Exercise prompt:
Quote all of the entries word for word.

•••••

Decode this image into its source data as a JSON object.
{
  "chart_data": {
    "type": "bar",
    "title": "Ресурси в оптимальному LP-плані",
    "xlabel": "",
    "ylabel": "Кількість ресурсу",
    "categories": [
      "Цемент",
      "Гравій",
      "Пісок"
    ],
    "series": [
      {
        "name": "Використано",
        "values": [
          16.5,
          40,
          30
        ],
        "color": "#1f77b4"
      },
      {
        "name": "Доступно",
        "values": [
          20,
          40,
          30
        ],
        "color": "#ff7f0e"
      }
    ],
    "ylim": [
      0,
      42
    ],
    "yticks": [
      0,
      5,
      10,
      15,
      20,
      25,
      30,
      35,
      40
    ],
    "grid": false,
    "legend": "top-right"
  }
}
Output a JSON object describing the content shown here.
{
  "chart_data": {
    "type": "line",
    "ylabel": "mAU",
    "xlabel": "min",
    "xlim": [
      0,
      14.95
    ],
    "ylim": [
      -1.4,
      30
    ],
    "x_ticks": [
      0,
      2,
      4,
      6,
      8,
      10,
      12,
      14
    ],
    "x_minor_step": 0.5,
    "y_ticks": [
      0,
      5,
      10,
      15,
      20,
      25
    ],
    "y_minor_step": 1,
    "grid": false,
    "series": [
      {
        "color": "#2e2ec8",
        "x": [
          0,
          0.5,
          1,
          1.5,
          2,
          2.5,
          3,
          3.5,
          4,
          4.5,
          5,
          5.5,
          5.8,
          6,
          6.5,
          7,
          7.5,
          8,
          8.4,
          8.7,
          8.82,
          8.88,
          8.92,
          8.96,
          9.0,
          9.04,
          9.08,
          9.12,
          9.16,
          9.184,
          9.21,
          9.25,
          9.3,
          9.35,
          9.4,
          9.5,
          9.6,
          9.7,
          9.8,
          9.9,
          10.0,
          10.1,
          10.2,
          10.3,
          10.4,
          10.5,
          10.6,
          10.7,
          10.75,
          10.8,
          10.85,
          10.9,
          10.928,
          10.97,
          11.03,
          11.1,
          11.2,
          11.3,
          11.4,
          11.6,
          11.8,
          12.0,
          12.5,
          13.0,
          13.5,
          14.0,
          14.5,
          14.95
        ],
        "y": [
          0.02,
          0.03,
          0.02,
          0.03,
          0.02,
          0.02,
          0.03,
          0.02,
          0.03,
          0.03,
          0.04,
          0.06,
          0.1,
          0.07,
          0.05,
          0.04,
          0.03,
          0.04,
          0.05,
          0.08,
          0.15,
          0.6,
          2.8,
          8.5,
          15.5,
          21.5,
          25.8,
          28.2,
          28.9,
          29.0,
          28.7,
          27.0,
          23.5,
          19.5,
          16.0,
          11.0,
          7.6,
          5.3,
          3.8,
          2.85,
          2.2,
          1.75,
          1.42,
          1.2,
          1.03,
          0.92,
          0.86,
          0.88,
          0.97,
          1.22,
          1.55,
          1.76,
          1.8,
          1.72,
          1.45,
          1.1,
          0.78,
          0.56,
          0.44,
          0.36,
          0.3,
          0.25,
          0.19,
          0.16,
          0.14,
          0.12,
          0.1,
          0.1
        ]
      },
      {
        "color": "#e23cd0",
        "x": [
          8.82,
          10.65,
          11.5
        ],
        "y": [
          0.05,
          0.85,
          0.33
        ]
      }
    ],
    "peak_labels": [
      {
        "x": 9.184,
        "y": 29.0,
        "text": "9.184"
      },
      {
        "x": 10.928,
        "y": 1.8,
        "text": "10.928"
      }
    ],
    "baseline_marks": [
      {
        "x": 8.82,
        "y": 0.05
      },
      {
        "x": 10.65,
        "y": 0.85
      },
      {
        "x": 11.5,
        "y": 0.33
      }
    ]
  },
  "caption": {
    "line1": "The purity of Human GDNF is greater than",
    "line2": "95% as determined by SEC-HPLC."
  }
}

•••••

Solved problem:
Decode this image into its source data as a JSON object.
{
  "chart_data": {
    "type": "bar",
    "title": "Ресурси в оптимальному LP-плані",
    "xlabel": "",
    "ylabel": "Кількість ресурсу",
    "categories": [
      "Цемент",
      "Гравій",
      "Пісок"
    ],
    "series": [
      {
        "name": "Використано",
        "values": [
          16.5,
          40,
          30
        ],
        "color": "#1f77b4"
      },
      {
        "name": "Доступно",
        "values": [
          20,
          40,
          30
        ],
        "color": "#ff7f0e"
      }
    ],
    "ylim": [
      0,
      42
    ],
    "yticks": [
      0,
      5,
      10,
      15,
      20,
      25,
      30,
      35,
      40
    ],
    "grid": false,
    "legend": "top-right"
  }
}
Output a JSON object describing the content shown here.
{
  "chart_data": {
    "type": "line",
    "ylabel": "mAU",
    "xlabel": "min",
    "xlim": [
      0,
      14.95
    ],
    "ylim": [
      -1.4,
      30
    ],
    "x_ticks": [
      0,
      2,
      4,
      6,
      8,
      10,
      12,
      14
    ],
    "x_minor_step": 0.5,
    "y_ticks": [
      0,
      5,
      10,
      15,
      20,
      25
    ],
    "y_minor_step": 1,
    "grid": false,
    "series": [
      {
        "color": "#2e2ec8",
        "x": [
          0,
          0.5,
          1,
          1.5,
          2,
          2.5,
          3,
          3.5,
          4,
          4.5,
          5,
          5.5,
          5.8,
          6,
          6.5,
          7,
          7.5,
          8,
          8.4,
          8.7,
          8.82,
          8.88,
          8.92,
          8.96,
          9.0,
          9.04,
          9.08,
          9.12,
          9.16,
          9.184,
          9.21,
          9.25,
          9.3,
          9.35,
          9.4,
          9.5,
          9.6,
          9.7,
          9.8,
          9.9,
          10.0,
          10.1,
          10.2,
          10.3,
          10.4,
          10.5,
          10.6,
          10.7,
          10.75,
          10.8,
          10.85,
          10.9,
          10.928,
          10.97,
          11.03,
          11.1,
          11.2,
          11.3,
          11.4,
          11.6,
          11.8,
          12.0,
          12.5,
          13.0,
          13.5,
          14.0,
          14.5,
          14.95
        ],
        "y": [
          0.02,
          0.03,
          0.02,
          0.03,
          0.02,
          0.02,
          0.03,
          0.02,
          0.03,
          0.03,
          0.04,
          0.06,
          0.1,
          0.07,
          0.05,
          0.04,
          0.03,
          0.04,
          0.05,
          0.08,
          0.15,
          0.6,
          2.8,
          8.5,
          15.5,
          21.5,
          25.8,
          28.2,
          28.9,
          29.0,
          28.7,
          27.0,
          23.5,
          19.5,
          16.0,
          11.0,
          7.6,
          5.3,
          3.8,
          2.85,
          2.2,
          1.75,
          1.42,
          1.2,
          1.03,
          0.92,
          0.86,
          0.88,
          0.97,
          1.22,
          1.55,
          1.76,
          1.8,
          1.72,
          1.45,
          1.1,
          0.78,
          0.56,
          0.44,
          0.36,
          0.3,
          0.25,
          0.19,
          0.16,
          0.14,
          0.12,
          0.1,
          0.1
        ]
      },
      {
        "color": "#e23cd0",
        "x": [
          8.82,
          10.65,
          11.5
        ],
        "y": [
          0.05,
          0.85,
          0.33
        ]
      }
    ],
    "peak_labels": [
      {
        "x": 9.184,
        "y": 29.0,
        "text": "9.184"
      },
      {
        "x": 10.928,
        "y": 1.8,
        "text": "10.928"
      }
    ],
    "baseline_marks": [
      {
        "x": 8.82,
        "y": 0.05
      },
      {
        "x": 10.65,
        "y": 0.85
      },
      {
        "x": 11.5,
        "y": 0.33
      }
    ]
  },
  "caption": {
    "line1": "The purity of Human GDNF is greater than",
    "line2": "95% as determined by SEC-HPLC."
  }
}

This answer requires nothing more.